Selected excerpt.
Start of Block
Modern Data Platform: An Unbundling of a Traditional Data Warehouse
By: Vikram Gundeti
My software engineering career began in 2004 at Teradata, a data warehouse company, where I worked on various components of the database stack. After two years, I transitioned to Amazon, spending the next 15 years focused on online systems. Two and a half years ago, when I joined Foursquare, I was reintroduced to the world of offline data platforms. Initially, I found it challenging to navigate the components of modern data platforms and the various players in the space. However, I soon realized that the elements of today’s data platforms are essentially unbundled, decentralized versions of the core components found in traditional data warehouses.
In this blog post, I’ll share insights from my journey of rediscovery. We’ll explore how data was processed using traditional data warehouses, examine how changes in the data ecosystem led to the evolution of processing systems, and investigate how these shifts paved the way for modern tooling.
Evolution of Big Data Systems
Traditionally, databases were classified into two categories: 1) OLTP (Online transaction processing) systems, which dealt with handling the online transaction oriented workloads, and 2) OLAP(Online analytical processing) systems, which dealt with the handling of the offline analytical workloads geared at generating business insights and reports. A simplistic difference between the two categories is the number of rows involved in the processing of a typical query. OLTP systems were write-heavy and processed a handful of rows at once, whereas OLAP systems were read-heavy and processed millions of rows per query.
End of Block
Work task. Transcribe the data platform post above from "Evolution of Big" to "rows per query.", keeping every word and mark unchanged.

Extracted entries.
Start of Block
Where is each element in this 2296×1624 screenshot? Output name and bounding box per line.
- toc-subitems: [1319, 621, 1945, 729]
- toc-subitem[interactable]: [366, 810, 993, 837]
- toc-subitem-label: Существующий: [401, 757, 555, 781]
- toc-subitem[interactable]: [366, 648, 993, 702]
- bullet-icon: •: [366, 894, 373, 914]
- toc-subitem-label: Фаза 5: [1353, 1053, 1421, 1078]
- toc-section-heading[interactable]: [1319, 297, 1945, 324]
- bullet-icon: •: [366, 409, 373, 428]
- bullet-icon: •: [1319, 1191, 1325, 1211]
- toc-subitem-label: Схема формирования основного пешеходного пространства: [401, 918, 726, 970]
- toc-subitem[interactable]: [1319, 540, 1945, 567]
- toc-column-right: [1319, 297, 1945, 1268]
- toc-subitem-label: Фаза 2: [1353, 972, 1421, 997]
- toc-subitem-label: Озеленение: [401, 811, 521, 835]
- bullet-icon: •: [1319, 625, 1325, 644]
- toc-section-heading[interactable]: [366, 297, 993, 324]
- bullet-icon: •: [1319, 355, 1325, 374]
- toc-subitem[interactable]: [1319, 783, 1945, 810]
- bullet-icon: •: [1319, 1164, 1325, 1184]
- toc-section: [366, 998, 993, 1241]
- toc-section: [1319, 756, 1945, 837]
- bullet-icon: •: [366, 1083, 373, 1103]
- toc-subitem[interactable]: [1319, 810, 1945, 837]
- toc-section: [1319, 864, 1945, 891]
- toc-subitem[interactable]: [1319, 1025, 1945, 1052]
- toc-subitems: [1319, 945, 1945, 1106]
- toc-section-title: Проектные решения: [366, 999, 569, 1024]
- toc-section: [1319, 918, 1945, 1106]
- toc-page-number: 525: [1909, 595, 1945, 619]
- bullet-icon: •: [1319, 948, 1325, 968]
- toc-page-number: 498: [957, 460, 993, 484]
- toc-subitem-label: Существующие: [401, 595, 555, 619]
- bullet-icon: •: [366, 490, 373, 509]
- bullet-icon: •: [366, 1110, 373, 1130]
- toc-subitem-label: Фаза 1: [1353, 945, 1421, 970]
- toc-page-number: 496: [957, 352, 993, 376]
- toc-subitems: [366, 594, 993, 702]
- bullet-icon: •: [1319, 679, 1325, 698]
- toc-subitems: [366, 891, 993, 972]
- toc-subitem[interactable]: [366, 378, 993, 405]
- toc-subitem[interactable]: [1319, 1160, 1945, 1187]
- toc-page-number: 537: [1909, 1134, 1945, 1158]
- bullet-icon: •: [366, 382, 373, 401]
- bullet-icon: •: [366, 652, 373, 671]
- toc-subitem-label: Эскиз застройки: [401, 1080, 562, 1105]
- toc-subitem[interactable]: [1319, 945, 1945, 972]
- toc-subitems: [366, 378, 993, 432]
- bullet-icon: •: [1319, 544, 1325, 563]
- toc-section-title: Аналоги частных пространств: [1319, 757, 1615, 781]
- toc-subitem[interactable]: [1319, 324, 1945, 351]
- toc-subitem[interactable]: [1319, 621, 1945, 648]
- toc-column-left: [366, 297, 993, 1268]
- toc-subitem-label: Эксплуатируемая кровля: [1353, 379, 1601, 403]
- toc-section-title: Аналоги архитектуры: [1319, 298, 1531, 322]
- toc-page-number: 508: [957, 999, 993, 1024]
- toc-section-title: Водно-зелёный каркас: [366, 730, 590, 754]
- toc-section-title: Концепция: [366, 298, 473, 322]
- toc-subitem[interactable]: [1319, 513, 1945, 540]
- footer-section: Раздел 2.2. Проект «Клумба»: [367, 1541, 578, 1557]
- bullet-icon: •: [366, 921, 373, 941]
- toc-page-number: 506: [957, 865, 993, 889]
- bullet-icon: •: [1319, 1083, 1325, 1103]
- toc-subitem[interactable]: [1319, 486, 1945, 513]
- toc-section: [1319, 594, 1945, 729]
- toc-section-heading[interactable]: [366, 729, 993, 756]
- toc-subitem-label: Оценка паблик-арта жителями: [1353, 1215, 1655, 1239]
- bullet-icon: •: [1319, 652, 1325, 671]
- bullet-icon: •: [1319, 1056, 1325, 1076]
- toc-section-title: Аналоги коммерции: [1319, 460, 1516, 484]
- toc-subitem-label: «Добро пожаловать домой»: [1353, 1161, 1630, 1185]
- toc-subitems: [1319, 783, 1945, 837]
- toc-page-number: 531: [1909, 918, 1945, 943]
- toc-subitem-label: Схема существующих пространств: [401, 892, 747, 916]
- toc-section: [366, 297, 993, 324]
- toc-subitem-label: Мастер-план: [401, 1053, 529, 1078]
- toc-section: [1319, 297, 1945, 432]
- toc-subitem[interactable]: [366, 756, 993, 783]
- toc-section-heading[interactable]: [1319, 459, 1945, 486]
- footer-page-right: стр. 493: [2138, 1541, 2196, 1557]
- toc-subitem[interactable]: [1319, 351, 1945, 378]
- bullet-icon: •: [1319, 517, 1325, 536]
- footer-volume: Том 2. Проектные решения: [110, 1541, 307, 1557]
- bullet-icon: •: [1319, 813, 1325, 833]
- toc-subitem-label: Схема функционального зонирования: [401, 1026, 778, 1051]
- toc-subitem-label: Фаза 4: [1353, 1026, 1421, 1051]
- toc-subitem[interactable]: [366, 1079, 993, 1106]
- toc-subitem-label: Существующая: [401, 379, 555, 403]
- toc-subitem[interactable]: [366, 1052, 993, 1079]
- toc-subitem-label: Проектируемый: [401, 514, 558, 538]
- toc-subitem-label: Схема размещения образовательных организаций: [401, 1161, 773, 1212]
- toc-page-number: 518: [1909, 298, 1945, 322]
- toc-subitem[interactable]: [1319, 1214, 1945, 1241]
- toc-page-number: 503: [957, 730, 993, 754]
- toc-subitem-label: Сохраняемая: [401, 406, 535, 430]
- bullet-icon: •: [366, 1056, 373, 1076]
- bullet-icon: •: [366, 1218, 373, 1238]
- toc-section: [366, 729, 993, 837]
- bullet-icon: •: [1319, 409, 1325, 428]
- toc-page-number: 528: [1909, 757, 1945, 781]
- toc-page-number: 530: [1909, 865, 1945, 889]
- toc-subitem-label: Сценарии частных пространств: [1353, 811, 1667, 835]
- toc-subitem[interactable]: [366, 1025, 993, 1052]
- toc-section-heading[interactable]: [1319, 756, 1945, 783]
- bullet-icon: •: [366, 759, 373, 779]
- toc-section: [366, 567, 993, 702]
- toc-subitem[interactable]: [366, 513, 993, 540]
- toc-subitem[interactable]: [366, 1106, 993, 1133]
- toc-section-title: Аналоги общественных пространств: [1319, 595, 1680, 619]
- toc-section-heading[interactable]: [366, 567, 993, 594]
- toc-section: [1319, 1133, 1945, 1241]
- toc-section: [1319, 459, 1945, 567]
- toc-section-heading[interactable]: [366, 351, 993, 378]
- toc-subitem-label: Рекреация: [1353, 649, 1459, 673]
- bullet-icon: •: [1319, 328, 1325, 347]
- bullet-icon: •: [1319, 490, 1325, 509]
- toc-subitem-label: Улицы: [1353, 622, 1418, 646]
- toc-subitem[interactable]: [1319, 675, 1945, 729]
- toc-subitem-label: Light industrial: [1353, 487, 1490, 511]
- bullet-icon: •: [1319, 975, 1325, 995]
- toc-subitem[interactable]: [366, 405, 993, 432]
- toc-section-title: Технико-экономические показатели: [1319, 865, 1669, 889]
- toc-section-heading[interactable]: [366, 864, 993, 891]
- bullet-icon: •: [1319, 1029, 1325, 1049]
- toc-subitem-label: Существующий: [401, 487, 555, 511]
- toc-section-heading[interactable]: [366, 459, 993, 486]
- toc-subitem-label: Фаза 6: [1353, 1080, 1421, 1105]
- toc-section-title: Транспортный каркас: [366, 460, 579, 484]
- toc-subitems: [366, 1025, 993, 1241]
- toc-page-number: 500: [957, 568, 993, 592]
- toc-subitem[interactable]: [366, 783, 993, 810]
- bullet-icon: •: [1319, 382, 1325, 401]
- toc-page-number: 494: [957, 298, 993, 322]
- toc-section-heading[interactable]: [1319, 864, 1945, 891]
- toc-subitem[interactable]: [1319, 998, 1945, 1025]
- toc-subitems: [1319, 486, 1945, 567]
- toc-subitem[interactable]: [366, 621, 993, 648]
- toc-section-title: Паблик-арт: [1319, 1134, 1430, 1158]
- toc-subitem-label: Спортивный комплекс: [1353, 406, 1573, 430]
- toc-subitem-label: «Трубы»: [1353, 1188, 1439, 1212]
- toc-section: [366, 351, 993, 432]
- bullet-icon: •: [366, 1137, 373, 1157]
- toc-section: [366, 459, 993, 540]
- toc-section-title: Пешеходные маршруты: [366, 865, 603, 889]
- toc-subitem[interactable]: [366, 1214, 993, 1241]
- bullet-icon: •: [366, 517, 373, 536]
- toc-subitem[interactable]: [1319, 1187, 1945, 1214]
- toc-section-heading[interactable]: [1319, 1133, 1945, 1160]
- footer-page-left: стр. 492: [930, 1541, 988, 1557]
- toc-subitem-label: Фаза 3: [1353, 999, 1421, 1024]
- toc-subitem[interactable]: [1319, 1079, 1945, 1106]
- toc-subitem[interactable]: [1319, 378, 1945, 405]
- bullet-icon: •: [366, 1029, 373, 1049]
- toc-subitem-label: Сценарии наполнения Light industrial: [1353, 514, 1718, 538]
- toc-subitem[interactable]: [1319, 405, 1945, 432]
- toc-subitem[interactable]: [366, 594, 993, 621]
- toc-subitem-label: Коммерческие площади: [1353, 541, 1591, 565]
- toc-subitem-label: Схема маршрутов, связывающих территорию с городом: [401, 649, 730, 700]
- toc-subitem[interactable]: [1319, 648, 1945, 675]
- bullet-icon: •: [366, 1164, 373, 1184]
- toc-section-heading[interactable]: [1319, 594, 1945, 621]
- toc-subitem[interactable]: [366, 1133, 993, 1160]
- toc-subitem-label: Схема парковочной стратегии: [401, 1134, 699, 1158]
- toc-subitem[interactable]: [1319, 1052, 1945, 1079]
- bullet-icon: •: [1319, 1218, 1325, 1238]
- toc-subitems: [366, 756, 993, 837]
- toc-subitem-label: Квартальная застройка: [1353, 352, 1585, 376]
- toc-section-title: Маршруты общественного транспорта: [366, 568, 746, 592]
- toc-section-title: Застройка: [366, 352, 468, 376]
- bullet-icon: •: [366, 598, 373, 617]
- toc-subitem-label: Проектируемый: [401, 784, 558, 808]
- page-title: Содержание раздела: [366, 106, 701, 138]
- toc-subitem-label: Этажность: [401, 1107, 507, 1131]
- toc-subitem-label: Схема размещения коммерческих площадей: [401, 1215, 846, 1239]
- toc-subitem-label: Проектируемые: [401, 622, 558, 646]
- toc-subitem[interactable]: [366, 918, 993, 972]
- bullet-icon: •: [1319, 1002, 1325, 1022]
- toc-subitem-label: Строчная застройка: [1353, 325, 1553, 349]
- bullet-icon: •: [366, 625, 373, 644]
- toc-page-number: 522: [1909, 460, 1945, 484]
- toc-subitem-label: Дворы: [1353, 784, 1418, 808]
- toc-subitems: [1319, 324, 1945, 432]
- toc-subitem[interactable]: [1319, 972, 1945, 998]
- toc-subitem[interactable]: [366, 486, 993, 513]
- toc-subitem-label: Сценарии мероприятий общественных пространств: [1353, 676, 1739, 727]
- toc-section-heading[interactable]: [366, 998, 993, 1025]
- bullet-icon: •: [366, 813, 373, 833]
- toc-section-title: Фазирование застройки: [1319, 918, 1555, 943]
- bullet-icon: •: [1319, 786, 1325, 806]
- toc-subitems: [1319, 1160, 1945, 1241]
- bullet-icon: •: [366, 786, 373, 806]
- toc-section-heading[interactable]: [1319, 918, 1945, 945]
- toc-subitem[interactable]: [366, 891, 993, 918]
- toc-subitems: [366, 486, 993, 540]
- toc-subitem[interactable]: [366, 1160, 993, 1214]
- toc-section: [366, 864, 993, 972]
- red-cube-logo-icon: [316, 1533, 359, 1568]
End of Block
Solution to the exercise.
Evolution of Big Data Systems
Traditionally, databases were classified into two categories: 1) OLTP (Online transaction processing) systems, which dealt with handling the online transaction oriented workloads, and 2) OLAP(Online analytical processing) systems, which dealt with the handling of the offline analytical workloads geared at generating business insights and reports. A simplistic difference between the two categories is the number of rows involved in the processing of a typical query. OLTP systems were write-heavy and processed a handful of rows at once, whereas OLAP systems were read-heavy and processed millions of rows per query.